## CHALLENGE
Wherever the word "type" appears in a line, extract that line.

## DATA

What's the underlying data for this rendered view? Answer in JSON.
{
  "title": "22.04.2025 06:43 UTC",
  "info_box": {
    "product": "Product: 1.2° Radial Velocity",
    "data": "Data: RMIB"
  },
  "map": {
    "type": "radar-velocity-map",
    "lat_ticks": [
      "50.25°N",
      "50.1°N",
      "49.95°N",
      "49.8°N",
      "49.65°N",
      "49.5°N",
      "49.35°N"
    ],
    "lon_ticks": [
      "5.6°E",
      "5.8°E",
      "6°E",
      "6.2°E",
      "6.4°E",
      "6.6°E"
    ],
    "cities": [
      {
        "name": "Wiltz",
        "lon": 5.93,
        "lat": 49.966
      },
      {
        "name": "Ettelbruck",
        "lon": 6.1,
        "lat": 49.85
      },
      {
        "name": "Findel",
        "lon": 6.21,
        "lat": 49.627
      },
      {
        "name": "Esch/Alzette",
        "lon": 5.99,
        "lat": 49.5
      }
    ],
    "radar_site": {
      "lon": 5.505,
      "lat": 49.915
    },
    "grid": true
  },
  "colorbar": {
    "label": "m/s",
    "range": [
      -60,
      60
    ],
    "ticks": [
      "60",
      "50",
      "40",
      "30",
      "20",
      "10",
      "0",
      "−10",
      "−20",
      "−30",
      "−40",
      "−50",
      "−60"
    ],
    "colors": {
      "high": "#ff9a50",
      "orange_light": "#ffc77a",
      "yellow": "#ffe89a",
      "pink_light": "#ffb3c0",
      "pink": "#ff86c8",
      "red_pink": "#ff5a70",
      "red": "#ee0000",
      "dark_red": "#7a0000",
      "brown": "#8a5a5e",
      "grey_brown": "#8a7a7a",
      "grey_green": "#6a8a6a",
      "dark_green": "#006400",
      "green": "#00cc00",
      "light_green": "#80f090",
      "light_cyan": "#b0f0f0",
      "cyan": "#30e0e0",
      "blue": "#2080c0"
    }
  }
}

---

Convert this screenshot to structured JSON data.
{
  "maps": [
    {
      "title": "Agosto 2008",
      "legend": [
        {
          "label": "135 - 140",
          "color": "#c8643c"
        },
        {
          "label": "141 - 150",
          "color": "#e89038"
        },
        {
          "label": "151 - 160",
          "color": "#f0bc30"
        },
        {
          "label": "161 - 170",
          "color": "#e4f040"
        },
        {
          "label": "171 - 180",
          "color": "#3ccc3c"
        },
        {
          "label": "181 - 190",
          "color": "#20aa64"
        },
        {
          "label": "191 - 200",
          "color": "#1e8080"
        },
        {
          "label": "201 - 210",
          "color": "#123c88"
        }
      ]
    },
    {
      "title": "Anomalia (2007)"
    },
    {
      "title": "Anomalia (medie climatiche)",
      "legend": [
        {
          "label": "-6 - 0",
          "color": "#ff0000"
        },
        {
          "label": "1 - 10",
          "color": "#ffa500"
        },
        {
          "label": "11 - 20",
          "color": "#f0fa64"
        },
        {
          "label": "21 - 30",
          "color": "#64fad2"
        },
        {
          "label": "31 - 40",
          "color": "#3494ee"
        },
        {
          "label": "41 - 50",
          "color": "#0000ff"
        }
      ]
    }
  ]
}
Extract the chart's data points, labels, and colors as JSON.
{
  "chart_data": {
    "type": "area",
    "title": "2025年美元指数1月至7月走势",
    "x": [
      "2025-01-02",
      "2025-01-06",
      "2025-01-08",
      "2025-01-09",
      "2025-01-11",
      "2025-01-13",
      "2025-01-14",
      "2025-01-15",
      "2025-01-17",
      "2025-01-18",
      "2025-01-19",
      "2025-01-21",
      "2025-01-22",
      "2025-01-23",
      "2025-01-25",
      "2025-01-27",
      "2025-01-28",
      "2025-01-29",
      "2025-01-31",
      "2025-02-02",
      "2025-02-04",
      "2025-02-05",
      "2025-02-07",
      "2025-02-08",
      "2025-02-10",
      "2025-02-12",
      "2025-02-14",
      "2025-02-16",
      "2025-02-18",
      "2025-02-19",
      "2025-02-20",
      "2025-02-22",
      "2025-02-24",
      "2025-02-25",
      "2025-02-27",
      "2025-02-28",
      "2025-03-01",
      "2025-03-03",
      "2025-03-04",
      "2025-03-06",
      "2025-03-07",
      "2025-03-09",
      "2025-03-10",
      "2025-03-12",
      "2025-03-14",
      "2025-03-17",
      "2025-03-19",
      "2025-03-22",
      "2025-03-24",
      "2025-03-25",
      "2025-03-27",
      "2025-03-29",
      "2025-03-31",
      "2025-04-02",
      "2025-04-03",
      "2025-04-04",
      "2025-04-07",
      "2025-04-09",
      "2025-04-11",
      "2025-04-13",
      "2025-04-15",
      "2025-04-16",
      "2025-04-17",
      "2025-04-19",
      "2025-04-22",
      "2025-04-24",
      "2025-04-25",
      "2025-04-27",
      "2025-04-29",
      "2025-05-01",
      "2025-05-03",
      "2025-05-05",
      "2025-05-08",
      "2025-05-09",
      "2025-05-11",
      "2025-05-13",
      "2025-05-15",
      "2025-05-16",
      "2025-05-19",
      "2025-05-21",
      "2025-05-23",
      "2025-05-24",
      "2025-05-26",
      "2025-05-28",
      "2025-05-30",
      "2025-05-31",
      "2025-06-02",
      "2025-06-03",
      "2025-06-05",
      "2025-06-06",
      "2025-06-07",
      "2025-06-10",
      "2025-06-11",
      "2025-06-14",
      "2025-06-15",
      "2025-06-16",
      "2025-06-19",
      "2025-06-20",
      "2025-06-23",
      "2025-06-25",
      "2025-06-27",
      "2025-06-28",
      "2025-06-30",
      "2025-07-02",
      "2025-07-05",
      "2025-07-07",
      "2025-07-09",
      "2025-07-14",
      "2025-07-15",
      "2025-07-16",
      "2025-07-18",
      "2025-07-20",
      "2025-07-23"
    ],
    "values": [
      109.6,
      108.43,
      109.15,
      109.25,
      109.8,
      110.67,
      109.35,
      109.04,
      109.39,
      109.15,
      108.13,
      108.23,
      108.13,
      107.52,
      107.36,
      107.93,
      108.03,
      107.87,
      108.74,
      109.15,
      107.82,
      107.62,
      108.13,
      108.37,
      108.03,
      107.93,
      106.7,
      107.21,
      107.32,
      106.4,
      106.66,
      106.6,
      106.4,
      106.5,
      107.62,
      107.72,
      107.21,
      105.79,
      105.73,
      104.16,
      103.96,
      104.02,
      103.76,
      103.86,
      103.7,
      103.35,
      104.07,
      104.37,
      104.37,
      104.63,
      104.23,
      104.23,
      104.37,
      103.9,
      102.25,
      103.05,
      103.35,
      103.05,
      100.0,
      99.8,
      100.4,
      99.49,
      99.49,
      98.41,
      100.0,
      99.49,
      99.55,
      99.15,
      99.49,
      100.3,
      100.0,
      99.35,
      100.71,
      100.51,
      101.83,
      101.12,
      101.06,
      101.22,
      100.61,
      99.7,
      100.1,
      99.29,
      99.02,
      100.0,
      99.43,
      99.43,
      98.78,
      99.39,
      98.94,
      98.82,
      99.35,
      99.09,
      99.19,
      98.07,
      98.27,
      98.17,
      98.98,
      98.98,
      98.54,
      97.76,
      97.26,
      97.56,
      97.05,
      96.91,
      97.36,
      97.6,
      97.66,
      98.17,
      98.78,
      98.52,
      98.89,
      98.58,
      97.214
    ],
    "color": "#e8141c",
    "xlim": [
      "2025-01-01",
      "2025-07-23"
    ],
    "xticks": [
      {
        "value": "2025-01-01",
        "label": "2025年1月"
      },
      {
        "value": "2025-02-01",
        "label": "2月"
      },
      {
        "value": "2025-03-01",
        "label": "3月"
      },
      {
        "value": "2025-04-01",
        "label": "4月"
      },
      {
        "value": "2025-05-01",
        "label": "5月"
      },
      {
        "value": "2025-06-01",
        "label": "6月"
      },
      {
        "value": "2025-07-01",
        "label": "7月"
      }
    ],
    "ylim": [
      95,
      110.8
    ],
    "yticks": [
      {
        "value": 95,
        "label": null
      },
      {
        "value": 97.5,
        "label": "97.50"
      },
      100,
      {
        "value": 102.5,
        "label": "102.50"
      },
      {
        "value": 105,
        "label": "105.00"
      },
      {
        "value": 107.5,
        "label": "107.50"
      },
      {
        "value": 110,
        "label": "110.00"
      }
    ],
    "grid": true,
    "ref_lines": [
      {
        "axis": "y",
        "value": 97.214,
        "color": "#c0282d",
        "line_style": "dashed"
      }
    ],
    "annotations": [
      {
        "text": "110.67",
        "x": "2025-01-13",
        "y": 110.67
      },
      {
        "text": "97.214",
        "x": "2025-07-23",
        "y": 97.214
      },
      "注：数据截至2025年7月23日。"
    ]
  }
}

* * *

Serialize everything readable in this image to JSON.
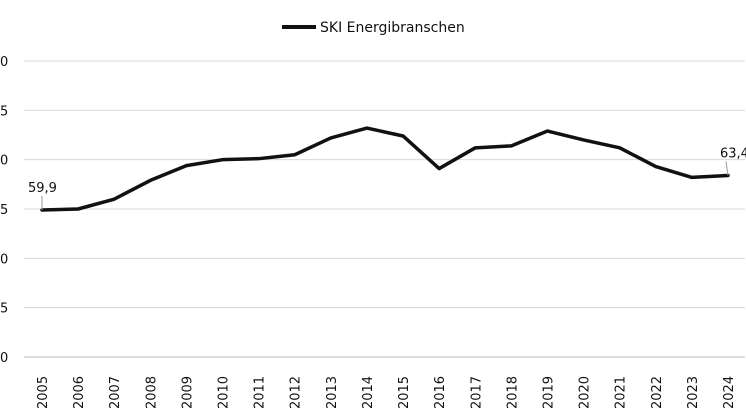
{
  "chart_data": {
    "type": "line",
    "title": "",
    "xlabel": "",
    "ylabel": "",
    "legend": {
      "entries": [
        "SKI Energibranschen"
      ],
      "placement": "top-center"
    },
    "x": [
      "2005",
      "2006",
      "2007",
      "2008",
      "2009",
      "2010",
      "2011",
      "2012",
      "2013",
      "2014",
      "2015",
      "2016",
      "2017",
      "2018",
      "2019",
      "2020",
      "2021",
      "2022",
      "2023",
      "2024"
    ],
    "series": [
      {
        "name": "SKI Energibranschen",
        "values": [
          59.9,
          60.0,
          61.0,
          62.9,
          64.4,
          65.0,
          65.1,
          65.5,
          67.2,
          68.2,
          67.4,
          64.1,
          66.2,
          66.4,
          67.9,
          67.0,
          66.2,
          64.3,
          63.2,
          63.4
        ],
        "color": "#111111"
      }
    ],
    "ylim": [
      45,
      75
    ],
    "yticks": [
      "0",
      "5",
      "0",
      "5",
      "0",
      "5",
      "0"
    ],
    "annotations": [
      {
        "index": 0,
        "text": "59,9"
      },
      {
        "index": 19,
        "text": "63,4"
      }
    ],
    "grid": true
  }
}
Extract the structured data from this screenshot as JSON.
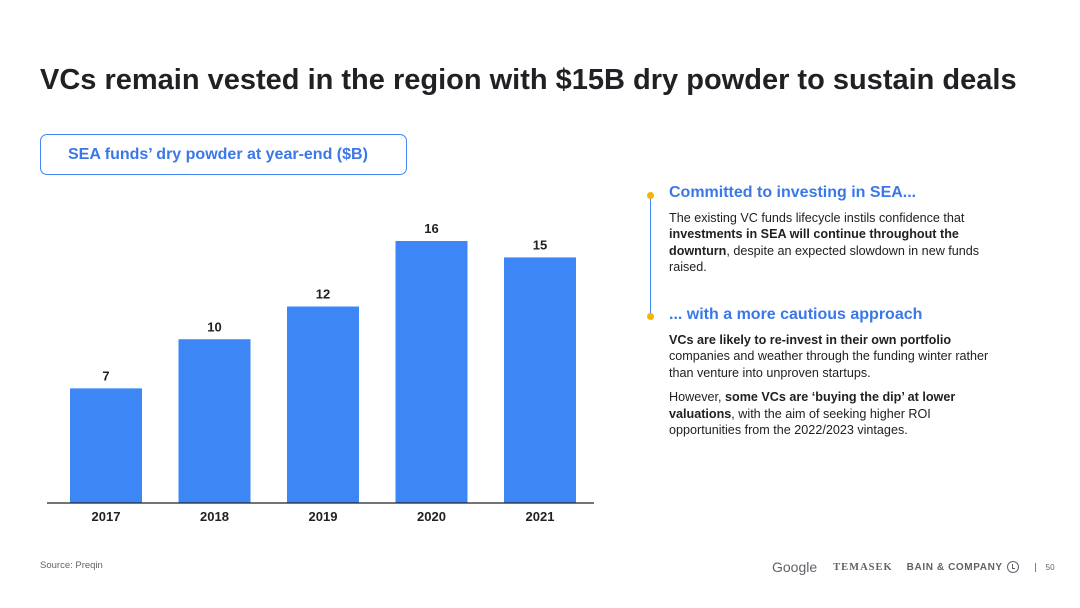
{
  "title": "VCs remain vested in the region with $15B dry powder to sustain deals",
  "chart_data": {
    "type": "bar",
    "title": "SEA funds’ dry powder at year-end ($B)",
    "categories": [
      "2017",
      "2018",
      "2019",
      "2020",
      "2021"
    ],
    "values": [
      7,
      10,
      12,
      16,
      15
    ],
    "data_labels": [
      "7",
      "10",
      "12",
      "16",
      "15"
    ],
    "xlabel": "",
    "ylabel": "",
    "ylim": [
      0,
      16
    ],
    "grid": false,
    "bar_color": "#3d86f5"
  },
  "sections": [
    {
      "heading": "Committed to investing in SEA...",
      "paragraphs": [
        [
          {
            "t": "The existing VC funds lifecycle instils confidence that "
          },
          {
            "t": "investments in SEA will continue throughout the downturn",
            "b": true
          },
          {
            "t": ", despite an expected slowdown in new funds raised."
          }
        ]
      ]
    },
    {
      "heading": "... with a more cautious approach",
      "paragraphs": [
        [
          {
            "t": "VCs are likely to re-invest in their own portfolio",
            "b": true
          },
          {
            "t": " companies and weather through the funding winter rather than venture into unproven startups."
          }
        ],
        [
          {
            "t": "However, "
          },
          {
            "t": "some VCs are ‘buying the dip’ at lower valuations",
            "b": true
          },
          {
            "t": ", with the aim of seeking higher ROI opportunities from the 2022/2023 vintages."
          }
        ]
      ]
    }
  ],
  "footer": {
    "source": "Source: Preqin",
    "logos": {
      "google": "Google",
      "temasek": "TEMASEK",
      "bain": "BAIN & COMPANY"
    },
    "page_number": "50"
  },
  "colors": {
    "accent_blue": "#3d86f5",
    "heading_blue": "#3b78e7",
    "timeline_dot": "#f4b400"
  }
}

## OUTPUT FOR THIS EXERCISE
    "type": "radar-velocity-map",
    "type": "area",
    "type": "line",
    "type": "bar",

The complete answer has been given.